[Problem to work on]: Copy out the lines that have "JSON" in them.

[Information supplied]:
* Begin *

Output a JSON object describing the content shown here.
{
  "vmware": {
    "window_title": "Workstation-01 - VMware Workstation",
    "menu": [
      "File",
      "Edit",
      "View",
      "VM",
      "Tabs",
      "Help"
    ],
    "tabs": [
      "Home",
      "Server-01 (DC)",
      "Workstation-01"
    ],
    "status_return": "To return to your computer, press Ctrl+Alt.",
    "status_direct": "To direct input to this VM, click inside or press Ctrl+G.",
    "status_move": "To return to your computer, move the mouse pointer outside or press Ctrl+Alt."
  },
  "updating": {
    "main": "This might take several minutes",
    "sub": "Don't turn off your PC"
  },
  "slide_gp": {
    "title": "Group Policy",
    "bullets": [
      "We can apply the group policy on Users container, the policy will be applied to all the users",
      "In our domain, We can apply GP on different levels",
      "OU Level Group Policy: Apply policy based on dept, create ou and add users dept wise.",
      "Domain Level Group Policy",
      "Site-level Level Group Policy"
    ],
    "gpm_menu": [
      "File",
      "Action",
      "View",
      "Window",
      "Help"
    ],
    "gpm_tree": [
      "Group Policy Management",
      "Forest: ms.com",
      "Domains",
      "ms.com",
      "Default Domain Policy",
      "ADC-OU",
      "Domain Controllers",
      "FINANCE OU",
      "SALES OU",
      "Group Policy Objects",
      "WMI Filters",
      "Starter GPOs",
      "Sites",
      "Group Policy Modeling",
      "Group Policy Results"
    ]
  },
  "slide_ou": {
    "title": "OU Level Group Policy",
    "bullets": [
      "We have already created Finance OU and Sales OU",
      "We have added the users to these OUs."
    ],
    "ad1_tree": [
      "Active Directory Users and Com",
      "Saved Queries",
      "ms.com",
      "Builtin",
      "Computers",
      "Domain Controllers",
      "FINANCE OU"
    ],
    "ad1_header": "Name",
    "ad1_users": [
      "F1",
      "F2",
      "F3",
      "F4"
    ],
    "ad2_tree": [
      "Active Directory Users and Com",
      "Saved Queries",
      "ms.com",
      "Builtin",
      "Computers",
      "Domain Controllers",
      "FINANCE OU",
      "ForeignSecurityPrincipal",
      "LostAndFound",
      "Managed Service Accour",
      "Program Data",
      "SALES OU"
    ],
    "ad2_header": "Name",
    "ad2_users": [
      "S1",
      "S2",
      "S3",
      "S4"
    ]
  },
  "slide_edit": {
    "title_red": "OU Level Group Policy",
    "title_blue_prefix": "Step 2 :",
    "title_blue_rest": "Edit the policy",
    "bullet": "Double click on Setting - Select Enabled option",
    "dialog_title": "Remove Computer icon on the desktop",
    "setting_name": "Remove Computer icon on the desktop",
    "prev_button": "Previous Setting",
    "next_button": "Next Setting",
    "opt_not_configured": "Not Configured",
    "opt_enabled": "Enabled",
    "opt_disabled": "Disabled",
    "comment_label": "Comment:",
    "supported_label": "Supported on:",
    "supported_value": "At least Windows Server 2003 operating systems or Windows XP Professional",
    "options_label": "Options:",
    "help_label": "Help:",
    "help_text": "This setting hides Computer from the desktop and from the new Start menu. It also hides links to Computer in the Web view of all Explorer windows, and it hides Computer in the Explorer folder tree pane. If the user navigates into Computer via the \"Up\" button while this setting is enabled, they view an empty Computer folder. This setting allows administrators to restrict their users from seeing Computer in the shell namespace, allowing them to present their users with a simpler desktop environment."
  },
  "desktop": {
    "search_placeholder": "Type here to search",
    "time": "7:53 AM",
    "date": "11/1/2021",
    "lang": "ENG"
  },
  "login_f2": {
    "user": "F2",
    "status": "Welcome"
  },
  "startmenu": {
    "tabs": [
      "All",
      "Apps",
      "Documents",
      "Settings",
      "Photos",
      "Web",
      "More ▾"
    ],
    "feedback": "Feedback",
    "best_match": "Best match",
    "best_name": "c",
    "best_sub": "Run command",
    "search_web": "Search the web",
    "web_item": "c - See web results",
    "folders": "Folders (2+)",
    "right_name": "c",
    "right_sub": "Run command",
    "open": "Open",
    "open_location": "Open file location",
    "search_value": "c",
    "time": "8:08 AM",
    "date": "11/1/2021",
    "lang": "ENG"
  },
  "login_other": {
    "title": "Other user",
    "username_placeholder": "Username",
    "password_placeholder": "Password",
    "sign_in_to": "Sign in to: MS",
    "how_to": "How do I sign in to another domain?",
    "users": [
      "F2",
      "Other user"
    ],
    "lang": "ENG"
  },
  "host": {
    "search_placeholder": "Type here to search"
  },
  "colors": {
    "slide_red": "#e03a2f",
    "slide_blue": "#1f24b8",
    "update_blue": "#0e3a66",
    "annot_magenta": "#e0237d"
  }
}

* End *
* Begin *

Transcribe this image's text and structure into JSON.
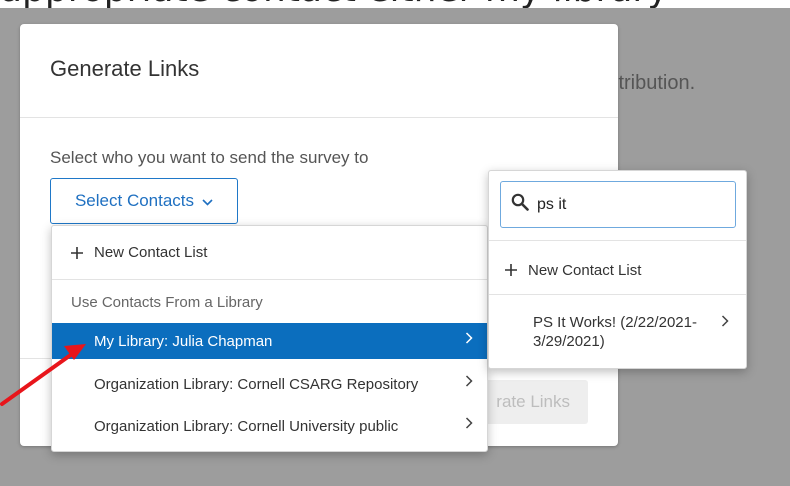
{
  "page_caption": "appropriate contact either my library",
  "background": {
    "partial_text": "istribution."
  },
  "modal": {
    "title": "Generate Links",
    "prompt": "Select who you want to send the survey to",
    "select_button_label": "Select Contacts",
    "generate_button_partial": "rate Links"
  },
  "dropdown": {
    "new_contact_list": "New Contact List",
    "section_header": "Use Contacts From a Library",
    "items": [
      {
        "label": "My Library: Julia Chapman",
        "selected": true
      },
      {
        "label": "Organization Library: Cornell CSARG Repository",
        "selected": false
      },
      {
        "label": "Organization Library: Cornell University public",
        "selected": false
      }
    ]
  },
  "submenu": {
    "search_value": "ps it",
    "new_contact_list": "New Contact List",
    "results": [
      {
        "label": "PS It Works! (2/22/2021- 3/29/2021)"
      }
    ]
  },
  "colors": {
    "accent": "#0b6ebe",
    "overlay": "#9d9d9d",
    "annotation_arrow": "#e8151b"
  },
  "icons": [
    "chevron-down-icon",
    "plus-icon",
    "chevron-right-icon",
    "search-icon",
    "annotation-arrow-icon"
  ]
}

* End *

[Solution to this task]:
Output a JSON object describing the content shown here.
Transcribe this image's text and structure into JSON.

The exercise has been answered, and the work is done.